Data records
—————

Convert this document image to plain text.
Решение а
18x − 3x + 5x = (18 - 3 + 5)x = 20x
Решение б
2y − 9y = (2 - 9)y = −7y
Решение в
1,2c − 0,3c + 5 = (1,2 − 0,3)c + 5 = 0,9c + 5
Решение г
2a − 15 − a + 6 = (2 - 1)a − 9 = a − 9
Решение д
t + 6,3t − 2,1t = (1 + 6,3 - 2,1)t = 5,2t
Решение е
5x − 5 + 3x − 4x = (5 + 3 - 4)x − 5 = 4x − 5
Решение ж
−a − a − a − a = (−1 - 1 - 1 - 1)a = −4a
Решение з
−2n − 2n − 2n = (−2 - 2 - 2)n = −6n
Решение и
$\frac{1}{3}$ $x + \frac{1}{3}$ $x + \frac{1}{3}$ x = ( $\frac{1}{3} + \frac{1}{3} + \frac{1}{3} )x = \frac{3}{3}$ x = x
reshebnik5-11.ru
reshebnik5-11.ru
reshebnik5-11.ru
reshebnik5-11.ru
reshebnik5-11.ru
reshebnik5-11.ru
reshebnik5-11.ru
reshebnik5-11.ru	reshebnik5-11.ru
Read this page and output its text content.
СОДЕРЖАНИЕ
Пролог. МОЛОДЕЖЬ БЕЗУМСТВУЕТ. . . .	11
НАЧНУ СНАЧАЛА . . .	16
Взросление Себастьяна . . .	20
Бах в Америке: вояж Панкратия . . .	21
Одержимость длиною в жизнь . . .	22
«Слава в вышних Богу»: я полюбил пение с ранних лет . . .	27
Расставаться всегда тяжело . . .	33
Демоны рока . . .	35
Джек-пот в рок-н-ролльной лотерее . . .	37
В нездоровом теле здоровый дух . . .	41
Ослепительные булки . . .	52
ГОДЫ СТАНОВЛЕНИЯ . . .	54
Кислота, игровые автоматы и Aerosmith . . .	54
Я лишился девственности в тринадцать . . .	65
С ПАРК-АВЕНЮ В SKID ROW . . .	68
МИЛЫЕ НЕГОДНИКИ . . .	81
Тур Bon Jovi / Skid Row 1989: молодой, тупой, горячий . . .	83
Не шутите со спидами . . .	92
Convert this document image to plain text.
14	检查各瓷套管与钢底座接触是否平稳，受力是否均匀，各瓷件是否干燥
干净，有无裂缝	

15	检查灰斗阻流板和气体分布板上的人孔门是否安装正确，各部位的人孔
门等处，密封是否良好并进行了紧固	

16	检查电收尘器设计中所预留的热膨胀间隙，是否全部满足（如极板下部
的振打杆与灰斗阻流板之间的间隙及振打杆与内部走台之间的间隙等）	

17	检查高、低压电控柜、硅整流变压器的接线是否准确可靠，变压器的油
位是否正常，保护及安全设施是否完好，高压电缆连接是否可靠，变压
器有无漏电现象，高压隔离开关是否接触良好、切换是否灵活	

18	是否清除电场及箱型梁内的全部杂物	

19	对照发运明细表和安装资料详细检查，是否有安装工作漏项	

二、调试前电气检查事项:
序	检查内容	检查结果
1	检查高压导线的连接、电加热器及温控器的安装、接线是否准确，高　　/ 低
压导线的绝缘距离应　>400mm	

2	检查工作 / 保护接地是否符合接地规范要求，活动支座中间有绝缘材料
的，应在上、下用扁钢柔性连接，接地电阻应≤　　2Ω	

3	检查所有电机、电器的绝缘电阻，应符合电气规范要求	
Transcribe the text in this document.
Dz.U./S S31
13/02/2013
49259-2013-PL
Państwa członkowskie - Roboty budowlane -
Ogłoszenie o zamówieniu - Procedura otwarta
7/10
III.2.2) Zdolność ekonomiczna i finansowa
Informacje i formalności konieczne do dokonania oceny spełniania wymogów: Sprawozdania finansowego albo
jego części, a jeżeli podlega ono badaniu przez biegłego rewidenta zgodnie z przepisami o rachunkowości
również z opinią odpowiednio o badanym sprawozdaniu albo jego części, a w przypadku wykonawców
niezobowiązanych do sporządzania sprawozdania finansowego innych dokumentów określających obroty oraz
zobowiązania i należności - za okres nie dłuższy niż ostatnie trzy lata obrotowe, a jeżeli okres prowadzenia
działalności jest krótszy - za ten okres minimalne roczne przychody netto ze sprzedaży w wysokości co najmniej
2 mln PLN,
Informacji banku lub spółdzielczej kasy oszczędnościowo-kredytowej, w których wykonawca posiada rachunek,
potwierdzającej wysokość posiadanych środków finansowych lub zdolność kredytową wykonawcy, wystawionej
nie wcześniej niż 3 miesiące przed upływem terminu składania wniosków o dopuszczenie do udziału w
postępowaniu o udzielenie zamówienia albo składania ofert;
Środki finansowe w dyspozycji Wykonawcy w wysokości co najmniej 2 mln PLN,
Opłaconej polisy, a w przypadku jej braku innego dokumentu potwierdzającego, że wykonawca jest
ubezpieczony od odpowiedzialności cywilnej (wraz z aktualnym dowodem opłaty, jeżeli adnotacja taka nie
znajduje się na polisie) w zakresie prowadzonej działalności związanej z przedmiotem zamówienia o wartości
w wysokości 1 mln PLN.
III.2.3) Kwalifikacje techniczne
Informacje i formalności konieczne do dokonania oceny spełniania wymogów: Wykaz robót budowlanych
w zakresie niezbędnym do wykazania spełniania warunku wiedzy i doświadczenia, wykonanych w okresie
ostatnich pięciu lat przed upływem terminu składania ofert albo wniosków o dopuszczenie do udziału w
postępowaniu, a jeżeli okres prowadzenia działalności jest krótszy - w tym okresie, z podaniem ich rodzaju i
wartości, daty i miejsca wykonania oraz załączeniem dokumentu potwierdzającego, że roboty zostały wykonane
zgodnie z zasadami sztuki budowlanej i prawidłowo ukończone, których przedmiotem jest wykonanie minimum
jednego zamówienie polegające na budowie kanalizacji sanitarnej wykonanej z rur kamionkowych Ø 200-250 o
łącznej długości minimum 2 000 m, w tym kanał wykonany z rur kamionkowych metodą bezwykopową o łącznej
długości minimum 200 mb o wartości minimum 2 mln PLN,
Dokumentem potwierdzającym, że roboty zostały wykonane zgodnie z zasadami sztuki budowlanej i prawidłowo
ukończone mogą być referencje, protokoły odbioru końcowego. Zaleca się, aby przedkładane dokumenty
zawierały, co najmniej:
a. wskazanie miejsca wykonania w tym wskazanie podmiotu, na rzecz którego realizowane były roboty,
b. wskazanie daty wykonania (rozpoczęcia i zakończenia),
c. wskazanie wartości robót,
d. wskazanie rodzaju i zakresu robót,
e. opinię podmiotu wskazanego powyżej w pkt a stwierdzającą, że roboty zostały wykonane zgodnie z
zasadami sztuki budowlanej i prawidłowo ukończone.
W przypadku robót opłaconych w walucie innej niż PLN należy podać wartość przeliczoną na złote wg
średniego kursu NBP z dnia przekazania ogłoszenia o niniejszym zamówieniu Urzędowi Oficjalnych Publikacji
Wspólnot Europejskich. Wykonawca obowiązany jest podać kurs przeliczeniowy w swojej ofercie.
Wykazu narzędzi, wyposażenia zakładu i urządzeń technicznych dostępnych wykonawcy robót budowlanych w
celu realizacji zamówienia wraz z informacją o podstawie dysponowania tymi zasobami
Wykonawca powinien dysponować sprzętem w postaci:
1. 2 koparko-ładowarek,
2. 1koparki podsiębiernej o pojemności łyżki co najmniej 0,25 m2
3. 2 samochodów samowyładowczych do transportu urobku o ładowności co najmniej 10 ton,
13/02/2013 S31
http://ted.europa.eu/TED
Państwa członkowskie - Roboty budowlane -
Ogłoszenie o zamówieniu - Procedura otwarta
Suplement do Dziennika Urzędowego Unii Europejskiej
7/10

—————

TASK:
Transcribe every entry word for word.

TASK ANSWER:
Convert this document image to plain text.
Решение а
18x − 3x + 5x = (18 - 3 + 5)x = 20x
Решение б
2y − 9y = (2 - 9)y = −7y
Решение в
1,2c − 0,3c + 5 = (1,2 − 0,3)c + 5 = 0,9c + 5
Решение г
2a − 15 − a + 6 = (2 - 1)a − 9 = a − 9
Решение д
t + 6,3t − 2,1t = (1 + 6,3 - 2,1)t = 5,2t
Решение е
5x − 5 + 3x − 4x = (5 + 3 - 4)x − 5 = 4x − 5
Решение ж
−a − a − a − a = (−1 - 1 - 1 - 1)a = −4a
Решение з
−2n − 2n − 2n = (−2 - 2 - 2)n = −6n
Решение и
$\frac{1}{3}$ $x + \frac{1}{3}$ $x + \frac{1}{3}$ x = ( $\frac{1}{3} + \frac{1}{3} + \frac{1}{3} )x = \frac{3}{3}$ x = x
reshebnik5-11.ru
reshebnik5-11.ru
reshebnik5-11.ru
reshebnik5-11.ru
reshebnik5-11.ru
reshebnik5-11.ru
reshebnik5-11.ru
reshebnik5-11.ru	reshebnik5-11.ru
Read this page and output its text content.
СОДЕРЖАНИЕ
Пролог. МОЛОДЕЖЬ БЕЗУМСТВУЕТ. . . .	11
НАЧНУ СНАЧАЛА . . .	16
Взросление Себастьяна . . .	20
Бах в Америке: вояж Панкратия . . .	21
Одержимость длиною в жизнь . . .	22
«Слава в вышних Богу»: я полюбил пение с ранних лет . . .	27
Расставаться всегда тяжело . . .	33
Демоны рока . . .	35
Джек-пот в рок-н-ролльной лотерее . . .	37
В нездоровом теле здоровый дух . . .	41
Ослепительные булки . . .	52
ГОДЫ СТАНОВЛЕНИЯ . . .	54
Кислота, игровые автоматы и Aerosmith . . .	54
Я лишился девственности в тринадцать . . .	65
С ПАРК-АВЕНЮ В SKID ROW . . .	68
МИЛЫЕ НЕГОДНИКИ . . .	81
Тур Bon Jovi / Skid Row 1989: молодой, тупой, горячий . . .	83
Не шутите со спидами . . .	92
Convert this document image to plain text.
14	检查各瓷套管与钢底座接触是否平稳，受力是否均匀，各瓷件是否干燥
干净，有无裂缝	

15	检查灰斗阻流板和气体分布板上的人孔门是否安装正确，各部位的人孔
门等处，密封是否良好并进行了紧固	

16	检查电收尘器设计中所预留的热膨胀间隙，是否全部满足（如极板下部
的振打杆与灰斗阻流板之间的间隙及振打杆与内部走台之间的间隙等）	

17	检查高、低压电控柜、硅整流变压器的接线是否准确可靠，变压器的油
位是否正常，保护及安全设施是否完好，高压电缆连接是否可靠，变压
器有无漏电现象，高压隔离开关是否接触良好、切换是否灵活	

18	是否清除电场及箱型梁内的全部杂物	

19	对照发运明细表和安装资料详细检查，是否有安装工作漏项	

二、调试前电气检查事项:
序	检查内容	检查结果
1	检查高压导线的连接、电加热器及温控器的安装、接线是否准确，高　　/ 低
压导线的绝缘距离应　>400mm	

2	检查工作 / 保护接地是否符合接地规范要求，活动支座中间有绝缘材料
的，应在上、下用扁钢柔性连接，接地电阻应≤　　2Ω	

3	检查所有电机、电器的绝缘电阻，应符合电气规范要求	
Transcribe the text in this document.
Dz.U./S S31
13/02/2013
49259-2013-PL
Państwa członkowskie - Roboty budowlane -
Ogłoszenie o zamówieniu - Procedura otwarta
7/10
III.2.2) Zdolność ekonomiczna i finansowa
Informacje i formalności konieczne do dokonania oceny spełniania wymogów: Sprawozdania finansowego albo
jego części, a jeżeli podlega ono badaniu przez biegłego rewidenta zgodnie z przepisami o rachunkowości
również z opinią odpowiednio o badanym sprawozdaniu albo jego części, a w przypadku wykonawców
niezobowiązanych do sporządzania sprawozdania finansowego innych dokumentów określających obroty oraz
zobowiązania i należności - za okres nie dłuższy niż ostatnie trzy lata obrotowe, a jeżeli okres prowadzenia
działalności jest krótszy - za ten okres minimalne roczne przychody netto ze sprzedaży w wysokości co najmniej
2 mln PLN,
Informacji banku lub spółdzielczej kasy oszczędnościowo-kredytowej, w których wykonawca posiada rachunek,
potwierdzającej wysokość posiadanych środków finansowych lub zdolność kredytową wykonawcy, wystawionej
nie wcześniej niż 3 miesiące przed upływem terminu składania wniosków o dopuszczenie do udziału w
postępowaniu o udzielenie zamówienia albo składania ofert;
Środki finansowe w dyspozycji Wykonawcy w wysokości co najmniej 2 mln PLN,
Opłaconej polisy, a w przypadku jej braku innego dokumentu potwierdzającego, że wykonawca jest
ubezpieczony od odpowiedzialności cywilnej (wraz z aktualnym dowodem opłaty, jeżeli adnotacja taka nie
znajduje się na polisie) w zakresie prowadzonej działalności związanej z przedmiotem zamówienia o wartości
w wysokości 1 mln PLN.
III.2.3) Kwalifikacje techniczne
Informacje i formalności konieczne do dokonania oceny spełniania wymogów: Wykaz robót budowlanych
w zakresie niezbędnym do wykazania spełniania warunku wiedzy i doświadczenia, wykonanych w okresie
ostatnich pięciu lat przed upływem terminu składania ofert albo wniosków o dopuszczenie do udziału w
postępowaniu, a jeżeli okres prowadzenia działalności jest krótszy - w tym okresie, z podaniem ich rodzaju i
wartości, daty i miejsca wykonania oraz załączeniem dokumentu potwierdzającego, że roboty zostały wykonane
zgodnie z zasadami sztuki budowlanej i prawidłowo ukończone, których przedmiotem jest wykonanie minimum
jednego zamówienie polegające na budowie kanalizacji sanitarnej wykonanej z rur kamionkowych Ø 200-250 o
łącznej długości minimum 2 000 m, w tym kanał wykonany z rur kamionkowych metodą bezwykopową o łącznej
długości minimum 200 mb o wartości minimum 2 mln PLN,
Dokumentem potwierdzającym, że roboty zostały wykonane zgodnie z zasadami sztuki budowlanej i prawidłowo
ukończone mogą być referencje, protokoły odbioru końcowego. Zaleca się, aby przedkładane dokumenty
zawierały, co najmniej:
a. wskazanie miejsca wykonania w tym wskazanie podmiotu, na rzecz którego realizowane były roboty,
b. wskazanie daty wykonania (rozpoczęcia i zakończenia),
c. wskazanie wartości robót,
d. wskazanie rodzaju i zakresu robót,
e. opinię podmiotu wskazanego powyżej w pkt a stwierdzającą, że roboty zostały wykonane zgodnie z
zasadami sztuki budowlanej i prawidłowo ukończone.
W przypadku robót opłaconych w walucie innej niż PLN należy podać wartość przeliczoną na złote wg
średniego kursu NBP z dnia przekazania ogłoszenia o niniejszym zamówieniu Urzędowi Oficjalnych Publikacji
Wspólnot Europejskich. Wykonawca obowiązany jest podać kurs przeliczeniowy w swojej ofercie.
Wykazu narzędzi, wyposażenia zakładu i urządzeń technicznych dostępnych wykonawcy robót budowlanych w
celu realizacji zamówienia wraz z informacją o podstawie dysponowania tymi zasobami
Wykonawca powinien dysponować sprzętem w postaci:
1. 2 koparko-ładowarek,
2. 1koparki podsiębiernej o pojemności łyżki co najmniej 0,25 m2
3. 2 samochodów samowyładowczych do transportu urobku o ładowności co najmniej 10 ton,
13/02/2013 S31
http://ted.europa.eu/TED
Państwa członkowskie - Roboty budowlane -
Ogłoszenie o zamówieniu - Procedura otwarta
Suplement do Dziennika Urzędowego Unii Europejskiej
7/10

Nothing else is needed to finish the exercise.